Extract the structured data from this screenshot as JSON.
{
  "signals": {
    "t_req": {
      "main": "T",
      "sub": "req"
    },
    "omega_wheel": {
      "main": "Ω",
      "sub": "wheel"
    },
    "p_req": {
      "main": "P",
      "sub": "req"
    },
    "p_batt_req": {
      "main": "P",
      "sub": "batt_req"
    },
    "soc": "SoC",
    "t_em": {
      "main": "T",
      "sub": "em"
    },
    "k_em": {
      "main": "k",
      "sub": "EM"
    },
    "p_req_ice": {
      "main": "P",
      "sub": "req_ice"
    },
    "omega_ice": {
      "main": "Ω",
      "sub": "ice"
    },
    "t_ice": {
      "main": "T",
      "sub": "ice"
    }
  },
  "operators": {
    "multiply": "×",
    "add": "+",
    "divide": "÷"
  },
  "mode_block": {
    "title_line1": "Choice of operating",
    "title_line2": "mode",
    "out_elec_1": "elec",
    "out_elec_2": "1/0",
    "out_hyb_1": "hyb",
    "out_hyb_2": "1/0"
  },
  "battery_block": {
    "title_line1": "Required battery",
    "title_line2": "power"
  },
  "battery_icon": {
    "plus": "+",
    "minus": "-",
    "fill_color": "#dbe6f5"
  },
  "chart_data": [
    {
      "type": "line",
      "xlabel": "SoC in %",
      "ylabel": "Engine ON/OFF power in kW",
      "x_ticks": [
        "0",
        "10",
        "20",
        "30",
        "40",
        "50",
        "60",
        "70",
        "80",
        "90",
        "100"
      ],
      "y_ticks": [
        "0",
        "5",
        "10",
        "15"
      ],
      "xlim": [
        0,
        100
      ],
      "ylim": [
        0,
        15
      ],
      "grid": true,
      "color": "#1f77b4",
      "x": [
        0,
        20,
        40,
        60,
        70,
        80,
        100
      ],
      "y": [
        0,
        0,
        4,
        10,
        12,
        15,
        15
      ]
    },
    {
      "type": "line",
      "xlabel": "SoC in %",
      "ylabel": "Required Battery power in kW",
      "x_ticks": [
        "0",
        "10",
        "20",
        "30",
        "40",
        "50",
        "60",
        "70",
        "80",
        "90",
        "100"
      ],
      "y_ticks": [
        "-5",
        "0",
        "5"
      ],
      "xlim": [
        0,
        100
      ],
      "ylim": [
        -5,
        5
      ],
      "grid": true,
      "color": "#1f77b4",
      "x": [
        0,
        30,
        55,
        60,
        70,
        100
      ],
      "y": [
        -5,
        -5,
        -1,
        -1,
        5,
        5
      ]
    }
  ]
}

_ _ _ _

* Task requirements
Write down the full listing again, exactly.

* Correct answer
Extract the structured data from this screenshot as JSON.
{
  "signals": {
    "t_req": {
      "main": "T",
      "sub": "req"
    },
    "omega_wheel": {
      "main": "Ω",
      "sub": "wheel"
    },
    "p_req": {
      "main": "P",
      "sub": "req"
    },
    "p_batt_req": {
      "main": "P",
      "sub": "batt_req"
    },
    "soc": "SoC",
    "t_em": {
      "main": "T",
      "sub": "em"
    },
    "k_em": {
      "main": "k",
      "sub": "EM"
    },
    "p_req_ice": {
      "main": "P",
      "sub": "req_ice"
    },
    "omega_ice": {
      "main": "Ω",
      "sub": "ice"
    },
    "t_ice": {
      "main": "T",
      "sub": "ice"
    }
  },
  "operators": {
    "multiply": "×",
    "add": "+",
    "divide": "÷"
  },
  "mode_block": {
    "title_line1": "Choice of operating",
    "title_line2": "mode",
    "out_elec_1": "elec",
    "out_elec_2": "1/0",
    "out_hyb_1": "hyb",
    "out_hyb_2": "1/0"
  },
  "battery_block": {
    "title_line1": "Required battery",
    "title_line2": "power"
  },
  "battery_icon": {
    "plus": "+",
    "minus": "-",
    "fill_color": "#dbe6f5"
  },
  "chart_data": [
    {
      "type": "line",
      "xlabel": "SoC in %",
      "ylabel": "Engine ON/OFF power in kW",
      "x_ticks": [
        "0",
        "10",
        "20",
        "30",
        "40",
        "50",
        "60",
        "70",
        "80",
        "90",
        "100"
      ],
      "y_ticks": [
        "0",
        "5",
        "10",
        "15"
      ],
      "xlim": [
        0,
        100
      ],
      "ylim": [
        0,
        15
      ],
      "grid": true,
      "color": "#1f77b4",
      "x": [
        0,
        20,
        40,
        60,
        70,
        80,
        100
      ],
      "y": [
        0,
        0,
        4,
        10,
        12,
        15,
        15
      ]
    },
    {
      "type": "line",
      "xlabel": "SoC in %",
      "ylabel": "Required Battery power in kW",
      "x_ticks": [
        "0",
        "10",
        "20",
        "30",
        "40",
        "50",
        "60",
        "70",
        "80",
        "90",
        "100"
      ],
      "y_ticks": [
        "-5",
        "0",
        "5"
      ],
      "xlim": [
        0,
        100
      ],
      "ylim": [
        -5,
        5
      ],
      "grid": true,
      "color": "#1f77b4",
      "x": [
        0,
        30,
        55,
        60,
        70,
        100
      ],
      "y": [
        -5,
        -5,
        -1,
        -1,
        5,
        5
      ]
    }
  ]
}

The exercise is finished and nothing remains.